**Requirement:**
Every line with the string "طريق" should be gathered.

**Material supplied:**
- - -
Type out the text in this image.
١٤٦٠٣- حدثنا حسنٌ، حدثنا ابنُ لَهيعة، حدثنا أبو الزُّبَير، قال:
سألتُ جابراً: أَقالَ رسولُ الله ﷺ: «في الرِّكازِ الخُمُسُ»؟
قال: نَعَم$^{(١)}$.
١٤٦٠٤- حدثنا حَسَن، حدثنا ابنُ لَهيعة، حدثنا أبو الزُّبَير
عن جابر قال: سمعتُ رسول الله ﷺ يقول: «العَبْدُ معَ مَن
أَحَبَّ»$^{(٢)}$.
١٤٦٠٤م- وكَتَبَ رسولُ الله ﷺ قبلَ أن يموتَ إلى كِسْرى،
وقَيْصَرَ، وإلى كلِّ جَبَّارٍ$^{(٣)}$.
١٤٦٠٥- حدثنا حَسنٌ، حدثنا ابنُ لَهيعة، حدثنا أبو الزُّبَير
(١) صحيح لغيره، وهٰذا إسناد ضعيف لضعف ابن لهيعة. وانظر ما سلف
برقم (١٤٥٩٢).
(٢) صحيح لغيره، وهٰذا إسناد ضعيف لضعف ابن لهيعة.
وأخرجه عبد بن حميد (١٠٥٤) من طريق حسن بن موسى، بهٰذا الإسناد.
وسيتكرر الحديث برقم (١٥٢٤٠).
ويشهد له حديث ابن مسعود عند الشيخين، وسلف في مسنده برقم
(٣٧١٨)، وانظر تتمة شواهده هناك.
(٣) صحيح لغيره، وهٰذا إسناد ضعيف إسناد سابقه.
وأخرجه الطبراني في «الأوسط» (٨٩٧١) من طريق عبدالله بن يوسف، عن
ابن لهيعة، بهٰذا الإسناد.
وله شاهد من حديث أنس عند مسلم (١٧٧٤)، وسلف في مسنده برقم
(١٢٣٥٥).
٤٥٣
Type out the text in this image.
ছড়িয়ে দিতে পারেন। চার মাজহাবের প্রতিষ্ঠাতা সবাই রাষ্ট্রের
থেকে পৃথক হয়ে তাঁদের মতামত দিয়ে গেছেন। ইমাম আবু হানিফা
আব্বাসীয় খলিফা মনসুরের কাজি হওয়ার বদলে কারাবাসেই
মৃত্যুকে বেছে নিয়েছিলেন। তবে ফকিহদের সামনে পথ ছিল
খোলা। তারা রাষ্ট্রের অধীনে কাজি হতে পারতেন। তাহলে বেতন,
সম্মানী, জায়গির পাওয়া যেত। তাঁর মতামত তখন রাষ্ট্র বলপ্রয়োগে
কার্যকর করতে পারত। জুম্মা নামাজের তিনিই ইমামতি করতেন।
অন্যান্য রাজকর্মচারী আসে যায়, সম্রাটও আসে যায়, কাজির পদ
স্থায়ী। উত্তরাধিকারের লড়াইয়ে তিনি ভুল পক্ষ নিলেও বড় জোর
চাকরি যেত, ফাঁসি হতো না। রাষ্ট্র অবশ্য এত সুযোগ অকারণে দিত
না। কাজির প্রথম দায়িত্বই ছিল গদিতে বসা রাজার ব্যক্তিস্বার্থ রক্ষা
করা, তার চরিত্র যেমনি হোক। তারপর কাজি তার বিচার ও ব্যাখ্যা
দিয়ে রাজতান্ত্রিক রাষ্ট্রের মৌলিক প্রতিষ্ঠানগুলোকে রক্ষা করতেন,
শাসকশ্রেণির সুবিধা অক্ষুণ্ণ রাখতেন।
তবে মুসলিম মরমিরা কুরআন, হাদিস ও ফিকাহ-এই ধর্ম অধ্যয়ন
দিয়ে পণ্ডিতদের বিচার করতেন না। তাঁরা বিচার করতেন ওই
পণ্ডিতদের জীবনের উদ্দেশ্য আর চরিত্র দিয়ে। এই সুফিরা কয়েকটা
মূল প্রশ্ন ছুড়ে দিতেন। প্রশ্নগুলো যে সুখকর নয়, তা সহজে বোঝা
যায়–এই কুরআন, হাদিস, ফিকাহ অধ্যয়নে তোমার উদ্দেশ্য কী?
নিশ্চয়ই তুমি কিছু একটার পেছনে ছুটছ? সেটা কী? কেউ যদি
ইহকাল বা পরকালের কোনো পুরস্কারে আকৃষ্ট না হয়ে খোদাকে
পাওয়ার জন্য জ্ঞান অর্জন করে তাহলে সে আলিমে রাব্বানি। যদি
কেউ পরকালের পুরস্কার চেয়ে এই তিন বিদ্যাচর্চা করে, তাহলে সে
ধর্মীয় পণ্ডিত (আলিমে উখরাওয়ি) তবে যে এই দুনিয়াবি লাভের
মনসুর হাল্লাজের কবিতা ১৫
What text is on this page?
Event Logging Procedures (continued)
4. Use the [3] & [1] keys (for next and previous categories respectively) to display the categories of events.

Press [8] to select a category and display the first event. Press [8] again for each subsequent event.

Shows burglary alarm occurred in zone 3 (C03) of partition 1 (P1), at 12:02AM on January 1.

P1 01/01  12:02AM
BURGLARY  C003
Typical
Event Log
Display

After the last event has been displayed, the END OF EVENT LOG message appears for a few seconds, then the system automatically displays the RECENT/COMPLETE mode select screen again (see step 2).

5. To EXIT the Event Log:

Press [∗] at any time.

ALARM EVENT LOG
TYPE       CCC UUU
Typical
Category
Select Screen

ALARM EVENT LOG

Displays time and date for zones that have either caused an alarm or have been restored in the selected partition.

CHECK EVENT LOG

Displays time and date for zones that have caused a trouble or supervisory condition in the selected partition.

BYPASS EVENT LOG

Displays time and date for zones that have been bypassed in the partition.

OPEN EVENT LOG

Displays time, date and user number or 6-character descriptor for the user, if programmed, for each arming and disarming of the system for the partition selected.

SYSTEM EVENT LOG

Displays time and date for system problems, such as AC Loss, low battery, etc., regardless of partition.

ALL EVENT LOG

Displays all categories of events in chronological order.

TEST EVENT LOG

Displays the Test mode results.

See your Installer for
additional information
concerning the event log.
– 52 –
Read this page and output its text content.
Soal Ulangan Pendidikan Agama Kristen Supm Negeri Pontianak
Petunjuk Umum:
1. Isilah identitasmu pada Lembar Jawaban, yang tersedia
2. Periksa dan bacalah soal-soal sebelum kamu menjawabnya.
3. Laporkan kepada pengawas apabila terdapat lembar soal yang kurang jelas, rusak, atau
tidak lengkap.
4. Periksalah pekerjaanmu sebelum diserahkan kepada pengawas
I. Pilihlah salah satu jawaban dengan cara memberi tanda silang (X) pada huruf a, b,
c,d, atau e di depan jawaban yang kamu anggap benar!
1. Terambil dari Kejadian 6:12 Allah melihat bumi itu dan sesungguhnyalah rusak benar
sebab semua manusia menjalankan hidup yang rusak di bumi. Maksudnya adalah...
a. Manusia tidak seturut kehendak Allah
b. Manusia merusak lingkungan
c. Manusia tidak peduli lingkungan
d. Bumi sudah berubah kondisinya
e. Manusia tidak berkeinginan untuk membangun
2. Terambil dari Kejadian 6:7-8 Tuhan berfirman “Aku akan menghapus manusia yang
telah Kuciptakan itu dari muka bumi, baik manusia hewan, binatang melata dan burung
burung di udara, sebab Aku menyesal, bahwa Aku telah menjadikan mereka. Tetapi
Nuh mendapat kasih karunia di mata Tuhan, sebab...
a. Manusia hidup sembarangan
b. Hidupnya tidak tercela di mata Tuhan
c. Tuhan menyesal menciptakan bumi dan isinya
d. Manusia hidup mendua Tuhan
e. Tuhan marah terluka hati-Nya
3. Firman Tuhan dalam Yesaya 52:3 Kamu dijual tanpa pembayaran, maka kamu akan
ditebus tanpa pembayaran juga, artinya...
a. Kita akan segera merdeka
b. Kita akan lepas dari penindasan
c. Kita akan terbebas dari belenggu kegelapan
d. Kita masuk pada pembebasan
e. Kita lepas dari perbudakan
- - -
**Response to the task:**
وأخرجه عبد بن حميد (١٠٥٤) من طريق حسن بن موسى، بهٰذا الإسناد.
وأخرجه الطبراني في «الأوسط» (٨٩٧١) من طريق عبدالله بن يوسف، عن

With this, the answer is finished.